Written task ->
Reproduce verbatim the listing below, from its first line through the line containing "screen-height: 11.6 bbox=[472, 1292, 501, 1312]", with both of those lines included.

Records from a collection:

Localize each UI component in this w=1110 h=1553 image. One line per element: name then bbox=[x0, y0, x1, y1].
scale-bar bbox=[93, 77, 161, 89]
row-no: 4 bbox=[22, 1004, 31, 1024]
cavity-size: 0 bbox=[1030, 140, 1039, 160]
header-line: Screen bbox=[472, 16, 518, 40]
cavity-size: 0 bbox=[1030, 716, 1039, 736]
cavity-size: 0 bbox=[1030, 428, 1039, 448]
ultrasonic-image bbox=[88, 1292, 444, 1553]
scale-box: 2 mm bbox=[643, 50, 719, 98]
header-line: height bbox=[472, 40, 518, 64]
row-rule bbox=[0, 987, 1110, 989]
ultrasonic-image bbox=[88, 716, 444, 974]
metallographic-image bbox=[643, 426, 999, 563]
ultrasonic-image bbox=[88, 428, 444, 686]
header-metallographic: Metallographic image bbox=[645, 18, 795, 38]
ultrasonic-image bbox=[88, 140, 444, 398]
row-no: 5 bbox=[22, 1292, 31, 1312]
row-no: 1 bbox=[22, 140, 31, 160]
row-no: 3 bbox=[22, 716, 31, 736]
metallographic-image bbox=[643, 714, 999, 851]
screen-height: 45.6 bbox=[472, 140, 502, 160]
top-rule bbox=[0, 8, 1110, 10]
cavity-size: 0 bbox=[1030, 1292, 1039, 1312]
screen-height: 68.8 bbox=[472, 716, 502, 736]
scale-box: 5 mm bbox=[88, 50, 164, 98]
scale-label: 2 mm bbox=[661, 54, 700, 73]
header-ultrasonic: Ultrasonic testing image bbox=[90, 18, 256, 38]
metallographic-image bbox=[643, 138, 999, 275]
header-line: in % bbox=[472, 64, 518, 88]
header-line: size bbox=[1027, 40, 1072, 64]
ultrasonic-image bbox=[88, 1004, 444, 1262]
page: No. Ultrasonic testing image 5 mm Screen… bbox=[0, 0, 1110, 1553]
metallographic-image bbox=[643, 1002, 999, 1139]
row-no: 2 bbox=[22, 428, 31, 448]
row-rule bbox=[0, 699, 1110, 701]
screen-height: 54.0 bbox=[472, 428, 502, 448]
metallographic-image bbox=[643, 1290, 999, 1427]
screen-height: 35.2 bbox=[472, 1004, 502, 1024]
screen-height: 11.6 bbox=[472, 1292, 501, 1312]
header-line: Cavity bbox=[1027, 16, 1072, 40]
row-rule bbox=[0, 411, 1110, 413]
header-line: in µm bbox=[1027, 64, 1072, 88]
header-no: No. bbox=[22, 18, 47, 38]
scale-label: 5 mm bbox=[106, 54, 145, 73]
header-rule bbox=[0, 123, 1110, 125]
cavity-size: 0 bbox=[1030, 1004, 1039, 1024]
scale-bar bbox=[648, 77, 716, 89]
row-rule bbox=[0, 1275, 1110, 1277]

Exercise result ->
Localize each UI component in this w=1110 h=1553 image. One line per element: name then bbox=[x0, y0, x1, y1].
scale-bar bbox=[93, 77, 161, 89]
row-no: 4 bbox=[22, 1004, 31, 1024]
cavity-size: 0 bbox=[1030, 140, 1039, 160]
header-line: Screen bbox=[472, 16, 518, 40]
cavity-size: 0 bbox=[1030, 716, 1039, 736]
cavity-size: 0 bbox=[1030, 428, 1039, 448]
ultrasonic-image bbox=[88, 1292, 444, 1553]
scale-box: 2 mm bbox=[643, 50, 719, 98]
header-line: height bbox=[472, 40, 518, 64]
row-rule bbox=[0, 987, 1110, 989]
ultrasonic-image bbox=[88, 716, 444, 974]
metallographic-image bbox=[643, 426, 999, 563]
ultrasonic-image bbox=[88, 428, 444, 686]
header-metallographic: Metallographic image bbox=[645, 18, 795, 38]
ultrasonic-image bbox=[88, 140, 444, 398]
row-no: 5 bbox=[22, 1292, 31, 1312]
row-no: 1 bbox=[22, 140, 31, 160]
row-no: 3 bbox=[22, 716, 31, 736]
metallographic-image bbox=[643, 714, 999, 851]
screen-height: 45.6 bbox=[472, 140, 502, 160]
top-rule bbox=[0, 8, 1110, 10]
cavity-size: 0 bbox=[1030, 1292, 1039, 1312]
screen-height: 68.8 bbox=[472, 716, 502, 736]
scale-box: 5 mm bbox=[88, 50, 164, 98]
scale-label: 2 mm bbox=[661, 54, 700, 73]
header-ultrasonic: Ultrasonic testing image bbox=[90, 18, 256, 38]
metallographic-image bbox=[643, 138, 999, 275]
header-line: in % bbox=[472, 64, 518, 88]
header-line: size bbox=[1027, 40, 1072, 64]
ultrasonic-image bbox=[88, 1004, 444, 1262]
page: No. Ultrasonic testing image 5 mm Screen… bbox=[0, 0, 1110, 1553]
metallographic-image bbox=[643, 1002, 999, 1139]
row-no: 2 bbox=[22, 428, 31, 448]
row-rule bbox=[0, 699, 1110, 701]
screen-height: 54.0 bbox=[472, 428, 502, 448]
metallographic-image bbox=[643, 1290, 999, 1427]
screen-height: 35.2 bbox=[472, 1004, 502, 1024]
screen-height: 11.6 bbox=[472, 1292, 501, 1312]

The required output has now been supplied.